> _BRIEF_: The entries need to be copied exactly.

> _Items from a data source_:

'''

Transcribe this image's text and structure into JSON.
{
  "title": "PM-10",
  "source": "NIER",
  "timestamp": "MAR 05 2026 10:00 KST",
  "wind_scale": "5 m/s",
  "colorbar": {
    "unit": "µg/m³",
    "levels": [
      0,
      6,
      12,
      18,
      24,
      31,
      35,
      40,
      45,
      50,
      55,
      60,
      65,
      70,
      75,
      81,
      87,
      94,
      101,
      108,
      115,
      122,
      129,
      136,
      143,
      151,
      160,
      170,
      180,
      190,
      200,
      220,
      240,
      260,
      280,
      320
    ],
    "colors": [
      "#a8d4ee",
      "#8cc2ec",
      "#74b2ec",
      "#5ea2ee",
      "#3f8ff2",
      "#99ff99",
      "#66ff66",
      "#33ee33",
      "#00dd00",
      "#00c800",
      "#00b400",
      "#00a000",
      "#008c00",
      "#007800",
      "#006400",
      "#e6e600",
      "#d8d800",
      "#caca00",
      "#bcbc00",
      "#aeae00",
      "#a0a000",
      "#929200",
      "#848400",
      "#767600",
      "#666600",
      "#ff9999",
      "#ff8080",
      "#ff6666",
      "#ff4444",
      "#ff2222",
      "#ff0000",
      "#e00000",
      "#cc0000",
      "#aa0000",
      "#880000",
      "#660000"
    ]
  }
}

'''

> _RESPONSE FOR THIS EXERCISE_:
Transcribe this image's text and structure into JSON.
{
  "title": "PM-10",
  "source": "NIER",
  "timestamp": "MAR 05 2026 10:00 KST",
  "wind_scale": "5 m/s",
  "colorbar": {
    "unit": "µg/m³",
    "levels": [
      0,
      6,
      12,
      18,
      24,
      31,
      35,
      40,
      45,
      50,
      55,
      60,
      65,
      70,
      75,
      81,
      87,
      94,
      101,
      108,
      115,
      122,
      129,
      136,
      143,
      151,
      160,
      170,
      180,
      190,
      200,
      220,
      240,
      260,
      280,
      320
    ],
    "colors": [
      "#a8d4ee",
      "#8cc2ec",
      "#74b2ec",
      "#5ea2ee",
      "#3f8ff2",
      "#99ff99",
      "#66ff66",
      "#33ee33",
      "#00dd00",
      "#00c800",
      "#00b400",
      "#00a000",
      "#008c00",
      "#007800",
      "#006400",
      "#e6e600",
      "#d8d800",
      "#caca00",
      "#bcbc00",
      "#aeae00",
      "#a0a000",
      "#929200",
      "#848400",
      "#767600",
      "#666600",
      "#ff9999",
      "#ff8080",
      "#ff6666",
      "#ff4444",
      "#ff2222",
      "#ff0000",
      "#e00000",
      "#cc0000",
      "#aa0000",
      "#880000",
      "#660000"
    ]
  }
}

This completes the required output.